SET TASK >> Repeat these lines exactly, from the line with "Point (148, 591, 170, 605)" up to and including the line with "Text: Source: ZipAtlas.com: Source: ZipAtlas.com".
— BEGIN DATA PROVIDED —
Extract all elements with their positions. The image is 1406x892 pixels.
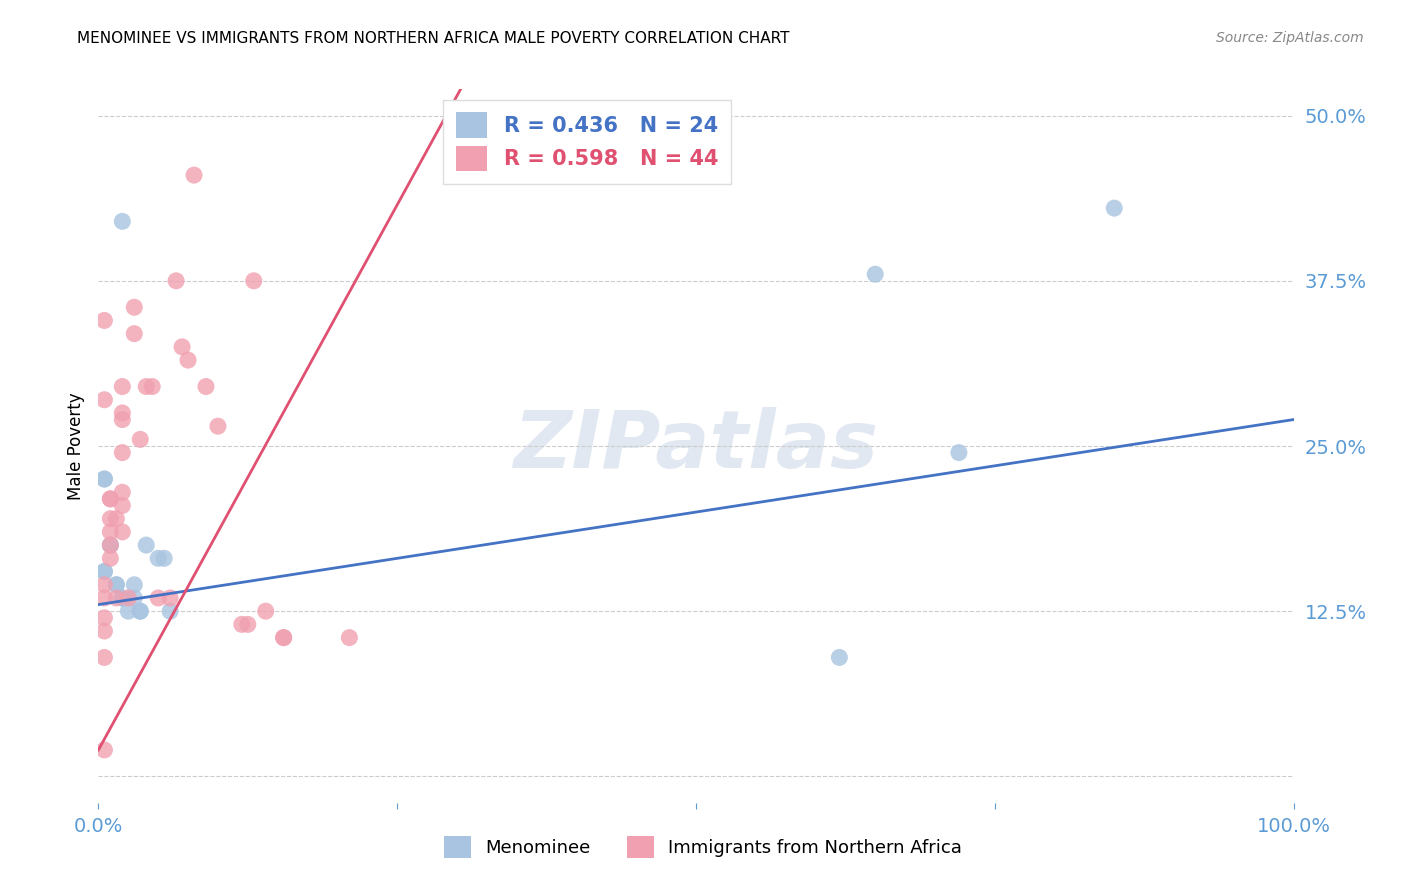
Point (148, 591, 170, 605)
Point (153, 551, 176, 566)
Point (93, 650, 115, 665)
Point (98, 551, 122, 566)
Point (129, 604, 152, 618)
Point (135, 379, 157, 393)
Point (111, 412, 134, 426)
Legend: Menominee, Immigrants from Northern Africa: Menominee, Immigrants from Northern Afri… (437, 829, 969, 865)
Point (111, 591, 134, 605)
Point (129, 604, 152, 618)
Point (129, 433, 152, 447)
Point (105, 511, 128, 525)
Point (93, 313, 115, 327)
Point (1104, 201, 1126, 215)
Point (254, 604, 277, 618)
Point (135, 538, 157, 552)
Point (93, 472, 115, 486)
Text: ZIPatlas: ZIPatlas (513, 407, 879, 485)
Point (231, 617, 253, 632)
Y-axis label: Male Poverty: Male Poverty (66, 392, 84, 500)
Point (111, 406, 134, 420)
Point (124, 326, 146, 341)
Text: Source: ZipAtlas.com: Source: ZipAtlas.com (1216, 31, 1364, 45)
Point (828, 650, 851, 665)
Point (98, 538, 122, 552)
Point (339, 631, 361, 645)
Point (183, 168, 205, 182)
Point (93, 591, 115, 605)
Point (105, 591, 128, 605)
Point (93, 472, 115, 486)
Point (159, 604, 181, 618)
Point (105, 578, 128, 592)
Point (98, 511, 122, 525)
Point (93, 611, 115, 625)
Point (93, 565, 115, 579)
Point (273, 631, 295, 645)
Point (865, 267, 887, 281)
Text: MENOMINEE VS IMMIGRANTS FROM NORTHERN AFRICA MALE POVERTY CORRELATION CHART: MENOMINEE VS IMMIGRANTS FROM NORTHERN AF… (77, 31, 790, 46)
Point (207, 419, 229, 434)
Point (273, 631, 295, 645)
Point (111, 524, 134, 539)
Point (111, 445, 134, 459)
Point (159, 591, 181, 605)
Point (98, 524, 122, 539)
Point (111, 485, 134, 500)
Point (111, 591, 134, 605)
Point (124, 578, 146, 592)
Point (948, 445, 970, 459)
Point (117, 604, 139, 618)
Point (236, 617, 259, 632)
Point (105, 578, 128, 592)
Point (165, 274, 187, 288)
Point (177, 353, 200, 368)
Point (111, 214, 134, 228)
Point (124, 591, 146, 605)
Point (98, 491, 122, 506)
Point (93, 743, 115, 757)
Point (111, 379, 134, 393)
Point (195, 379, 218, 393)
Point (98, 538, 122, 552)
Point (93, 392, 115, 407)
Point (172, 340, 194, 354)
Legend: R = 0.436   N = 24, R = 0.598   N = 44: R = 0.436 N = 24, R = 0.598 N = 44 (443, 100, 731, 184)
Point (141, 379, 163, 393)
Point (93, 578, 115, 592)
Point (148, 551, 170, 566)
Point (243, 274, 266, 288)
Point (111, 499, 134, 513)
Point (98, 491, 122, 506)
Point (93, 565, 115, 579)
Point (93, 624, 115, 638)
Point (117, 591, 139, 605)
Point (124, 300, 146, 314)
Point (98, 538, 122, 552)
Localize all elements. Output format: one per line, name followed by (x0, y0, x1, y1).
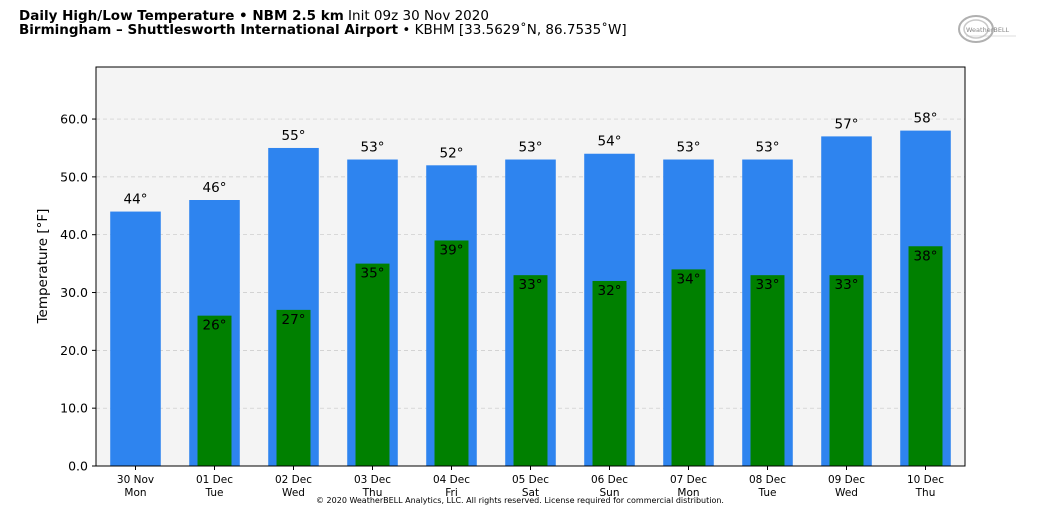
— END DATA PROVIDED —
IN RESPONSE >>
Point (148, 591, 170, 605)
Point (153, 551, 176, 566)
Point (93, 650, 115, 665)
Point (98, 551, 122, 566)
Point (129, 604, 152, 618)
Point (135, 379, 157, 393)
Point (111, 412, 134, 426)
Legend: Menominee, Immigrants from Northern Africa: Menominee, Immigrants from Northern Afri… (437, 829, 969, 865)
Point (111, 591, 134, 605)
Point (129, 604, 152, 618)
Point (129, 433, 152, 447)
Point (105, 511, 128, 525)
Point (93, 313, 115, 327)
Point (1104, 201, 1126, 215)
Point (254, 604, 277, 618)
Point (135, 538, 157, 552)
Point (93, 472, 115, 486)
Text: ZIPatlas: ZIPatlas (513, 407, 879, 485)
Point (231, 617, 253, 632)
Y-axis label: Male Poverty: Male Poverty (66, 392, 84, 500)
Point (111, 406, 134, 420)
Point (124, 326, 146, 341)
Text: Source: ZipAtlas.com: Source: ZipAtlas.com (1216, 31, 1364, 45)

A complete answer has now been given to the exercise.